Required work »
Scan the data. Collect each line that contains the word "true".

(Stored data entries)
— start —

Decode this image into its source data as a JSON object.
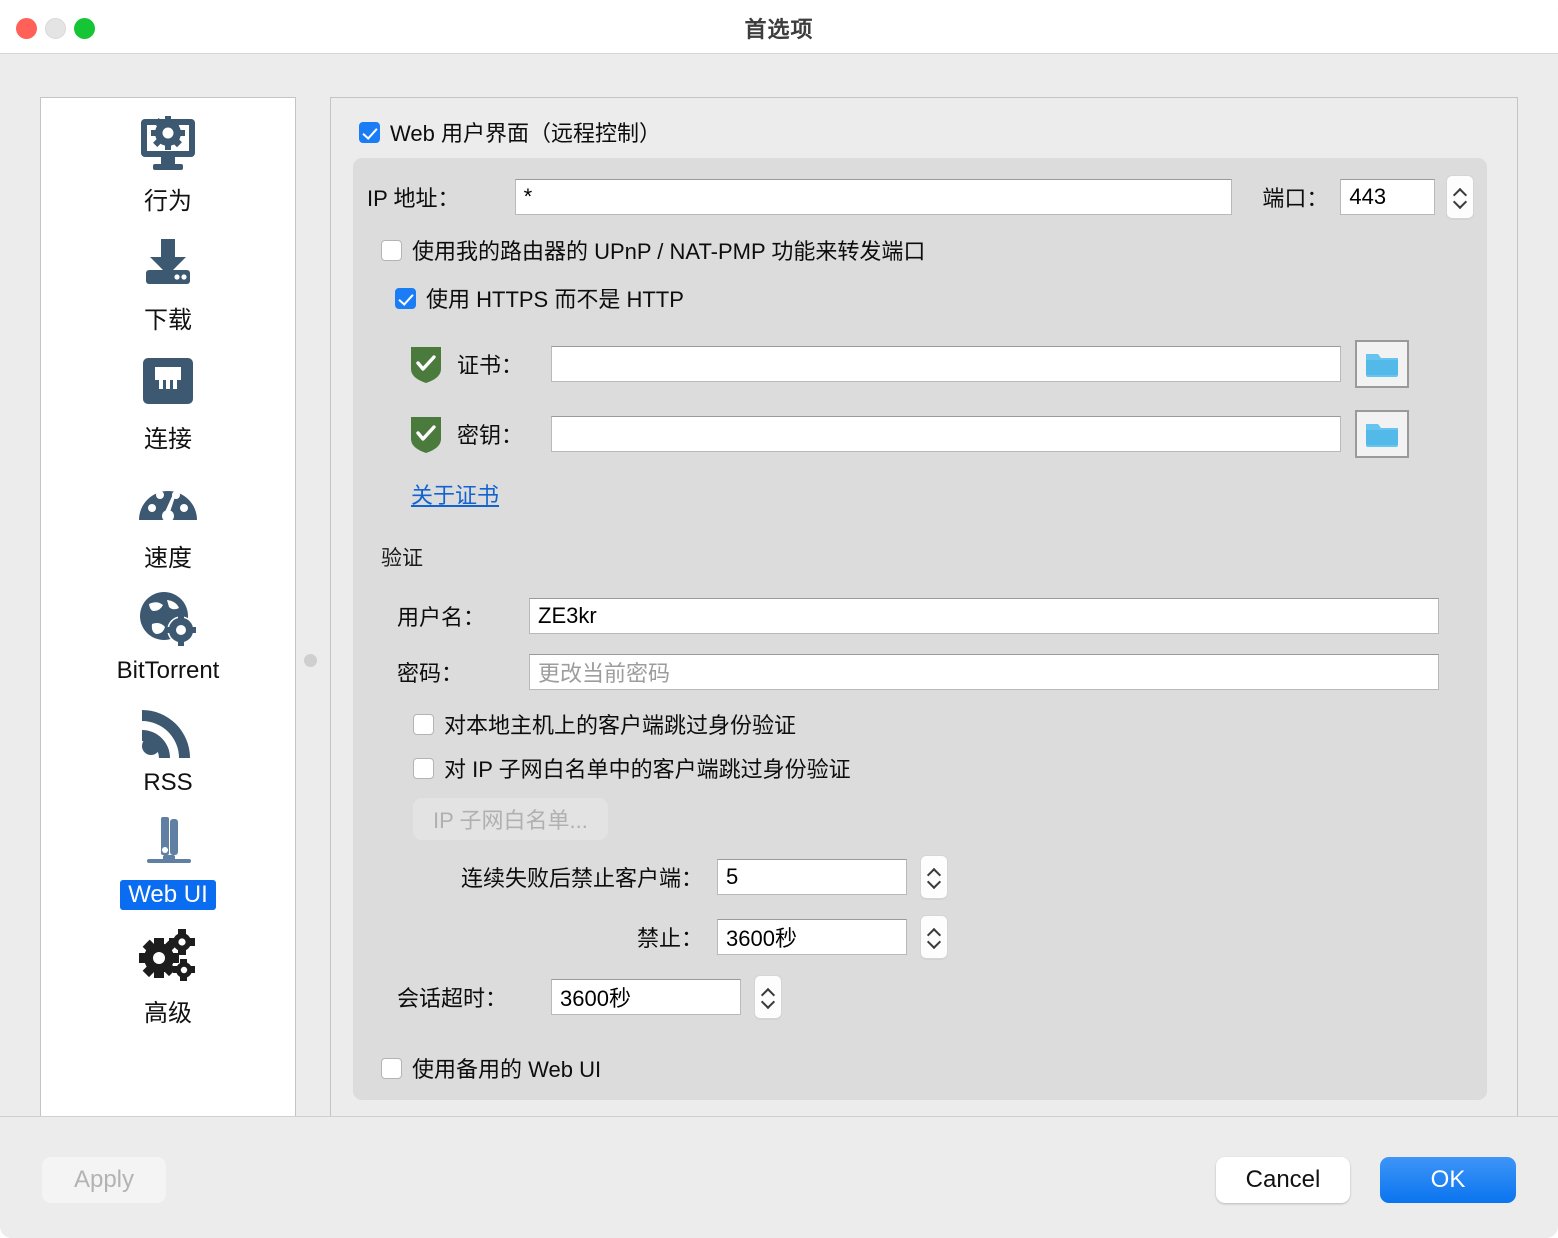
{
  "window": {
    "title": "首选项",
    "traffic_lights": [
      "close-button",
      "minimize-button",
      "maximize-button"
    ]
  },
  "sidebar": {
    "items": [
      {
        "label": "行为",
        "icon": "monitor-gear-icon",
        "active": false
      },
      {
        "label": "下载",
        "icon": "download-icon",
        "active": false
      },
      {
        "label": "连接",
        "icon": "ethernet-port-icon",
        "active": false
      },
      {
        "label": "速度",
        "icon": "speedometer-icon",
        "active": false
      },
      {
        "label": "BitTorrent",
        "icon": "globe-gear-icon",
        "active": false
      },
      {
        "label": "RSS",
        "icon": "rss-icon",
        "active": false
      },
      {
        "label": "Web UI",
        "icon": "server-tower-icon",
        "active": true
      },
      {
        "label": "高级",
        "icon": "gears-icon",
        "active": false
      }
    ]
  },
  "main": {
    "web_ui_enable": {
      "label": "Web 用户界面（远程控制）",
      "checked": true
    },
    "ip_address": {
      "label": "IP 地址：",
      "value": "*"
    },
    "port": {
      "label": "端口：",
      "value": "443"
    },
    "upnp": {
      "label": "使用我的路由器的 UPnP / NAT-PMP 功能来转发端口",
      "checked": false
    },
    "https": {
      "label": "使用 HTTPS 而不是 HTTP",
      "checked": true
    },
    "certificate": {
      "label": "证书：",
      "value": "",
      "icon": "green-shield-icon",
      "browse_icon": "folder-icon"
    },
    "key": {
      "label": "密钥：",
      "value": "",
      "icon": "green-shield-icon",
      "browse_icon": "folder-icon"
    },
    "about_certificate_link": "关于证书",
    "auth": {
      "caption": "验证",
      "username": {
        "label": "用户名：",
        "value": "ZE3kr"
      },
      "password": {
        "label": "密码：",
        "value": "",
        "placeholder": "更改当前密码"
      },
      "bypass_localhost": {
        "label": "对本地主机上的客户端跳过身份验证",
        "checked": false
      },
      "bypass_whitelist": {
        "label": "对 IP 子网白名单中的客户端跳过身份验证",
        "checked": false
      },
      "whitelist_button": {
        "label": "IP 子网白名单...",
        "enabled": false
      },
      "ban_after": {
        "label": "连续失败后禁止客户端：",
        "value": "5"
      },
      "ban_duration": {
        "label": "禁止：",
        "value": "3600秒"
      },
      "session_timeout": {
        "label": "会话超时：",
        "value": "3600秒"
      }
    },
    "alt_webui": {
      "label": "使用备用的 Web UI",
      "checked": false
    }
  },
  "footer": {
    "apply": {
      "label": "Apply",
      "enabled": false
    },
    "cancel": {
      "label": "Cancel",
      "enabled": true
    },
    "ok": {
      "label": "OK",
      "enabled": true
    }
  },
  "colors": {
    "accent": "#0a74ef",
    "selection": "#0a6cf0",
    "icon": "#3d5871",
    "link": "#1263d2",
    "shield": "#4a7a3c"
  }
}
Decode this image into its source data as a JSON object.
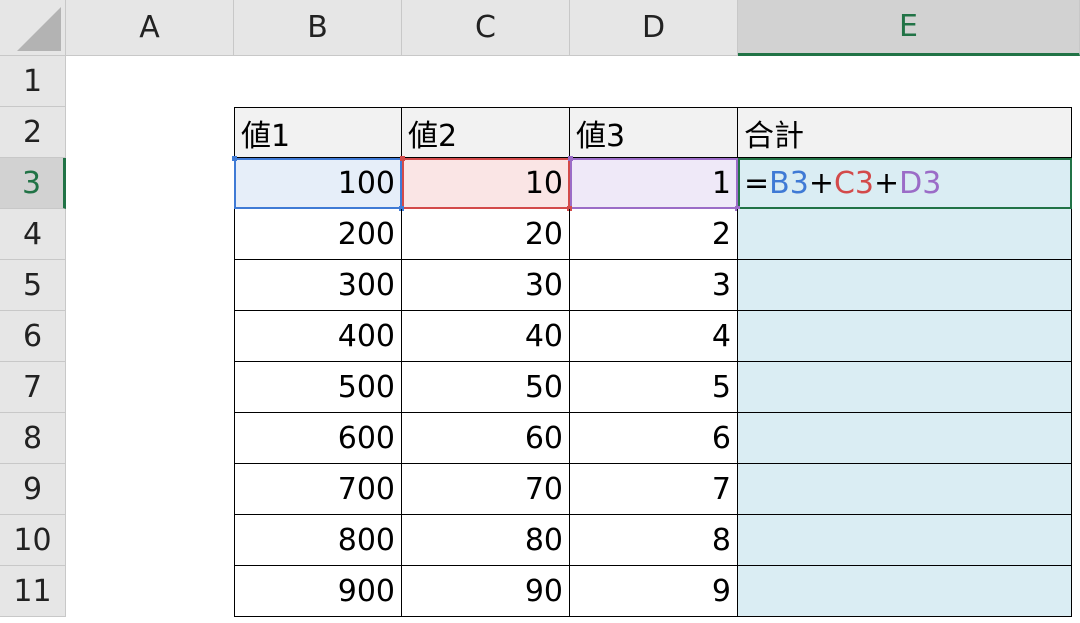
{
  "columns": [
    "A",
    "B",
    "C",
    "D",
    "E"
  ],
  "rows": [
    "1",
    "2",
    "3",
    "4",
    "5",
    "6",
    "7",
    "8",
    "9",
    "10",
    "11"
  ],
  "table": {
    "headers": [
      "値1",
      "値2",
      "値3",
      "合計"
    ],
    "values1": [
      "100",
      "200",
      "300",
      "400",
      "500",
      "600",
      "700",
      "800",
      "900"
    ],
    "values2": [
      "10",
      "20",
      "30",
      "40",
      "50",
      "60",
      "70",
      "80",
      "90"
    ],
    "values3": [
      "1",
      "2",
      "3",
      "4",
      "5",
      "6",
      "7",
      "8",
      "9"
    ]
  },
  "formula": {
    "eq": "=",
    "ref1": "B3",
    "plus1": "+",
    "ref2": "C3",
    "plus2": "+",
    "ref3": "D3"
  },
  "colors": {
    "ref1": "#3f7ad5",
    "ref2": "#d34a4a",
    "ref3": "#9b6cc7",
    "active": "#217346",
    "sum_fill": "#daedf3"
  }
}
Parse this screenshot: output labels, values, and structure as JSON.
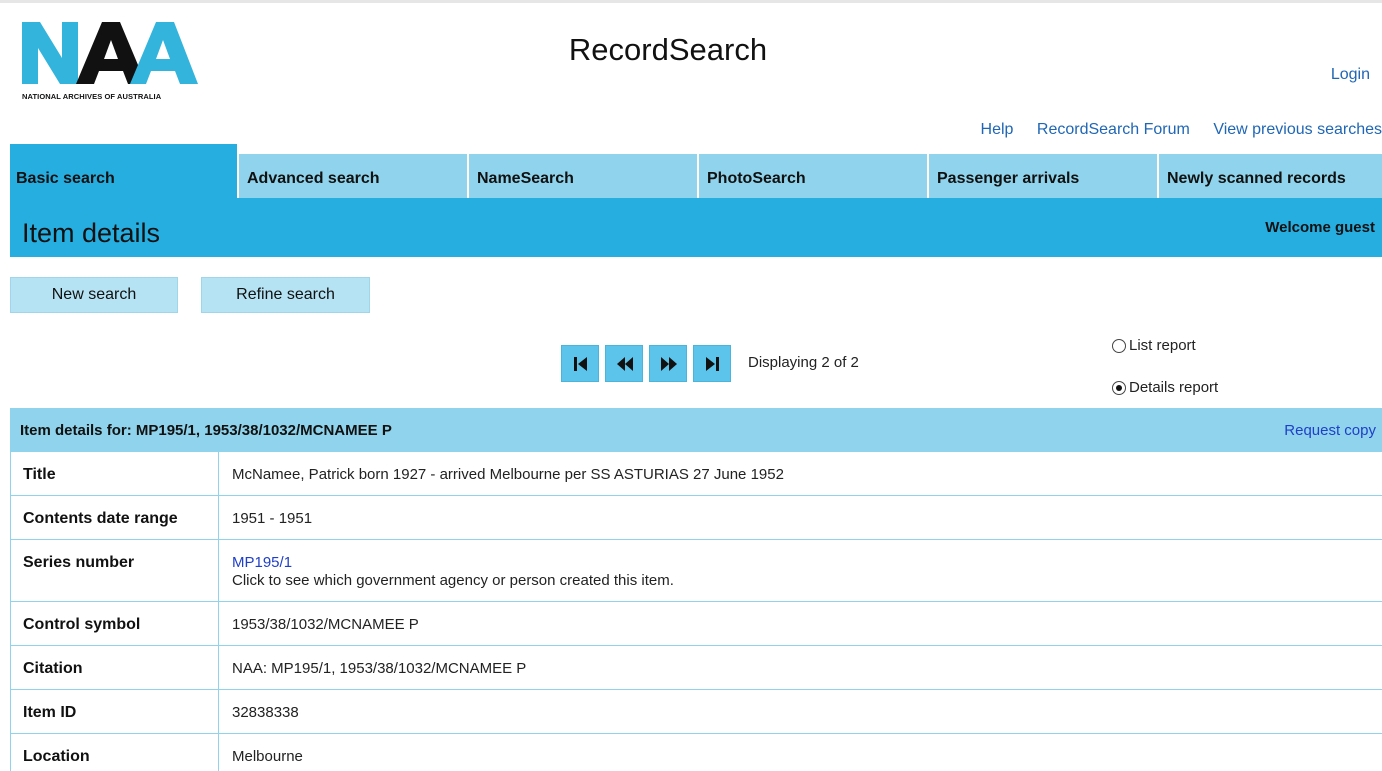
{
  "header": {
    "logo_text": "NAA",
    "logo_caption": "NATIONAL ARCHIVES OF AUSTRALIA",
    "app_title": "RecordSearch",
    "login": "Login",
    "links": [
      "Help",
      "RecordSearch Forum",
      "View previous searches"
    ]
  },
  "tabs": [
    {
      "label": "Basic search",
      "active": true
    },
    {
      "label": "Advanced search",
      "active": false
    },
    {
      "label": "NameSearch",
      "active": false
    },
    {
      "label": "PhotoSearch",
      "active": false
    },
    {
      "label": "Passenger arrivals",
      "active": false
    },
    {
      "label": "Newly scanned records",
      "active": false
    }
  ],
  "band": {
    "page_title": "Item details",
    "welcome": "Welcome guest"
  },
  "actions": {
    "new_search": "New search",
    "refine_search": "Refine search"
  },
  "pager": {
    "displaying": "Displaying 2 of 2"
  },
  "report_options": [
    {
      "label": "List report",
      "selected": false
    },
    {
      "label": "Details report",
      "selected": true
    }
  ],
  "details": {
    "heading": "Item details for: MP195/1, 1953/38/1032/MCNAMEE P",
    "request_copy": "Request copy",
    "rows": [
      {
        "label": "Title",
        "value": "McNamee, Patrick born 1927 - arrived Melbourne per SS ASTURIAS 27 June 1952"
      },
      {
        "label": "Contents date range",
        "value": "1951 - 1951"
      },
      {
        "label": "Series number",
        "link": "MP195/1",
        "value": "Click to see which government agency or person created this item."
      },
      {
        "label": "Control symbol",
        "value": "1953/38/1032/MCNAMEE P"
      },
      {
        "label": "Citation",
        "value": "NAA: MP195/1, 1953/38/1032/MCNAMEE P"
      },
      {
        "label": "Item ID",
        "value": "32838338"
      },
      {
        "label": "Location",
        "value": "Melbourne"
      }
    ]
  },
  "colors": {
    "brand_blue": "#27aee0",
    "light_blue": "#8fd4ec",
    "link_blue": "#1f66b5",
    "logo_cyan": "#33b4dc",
    "logo_black": "#111111"
  }
}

— end —

Task answer »
        "active": true
      "checked": true
      "checked": true
      "enabled": true
      "enabled": true
      "active": true
      "selected": true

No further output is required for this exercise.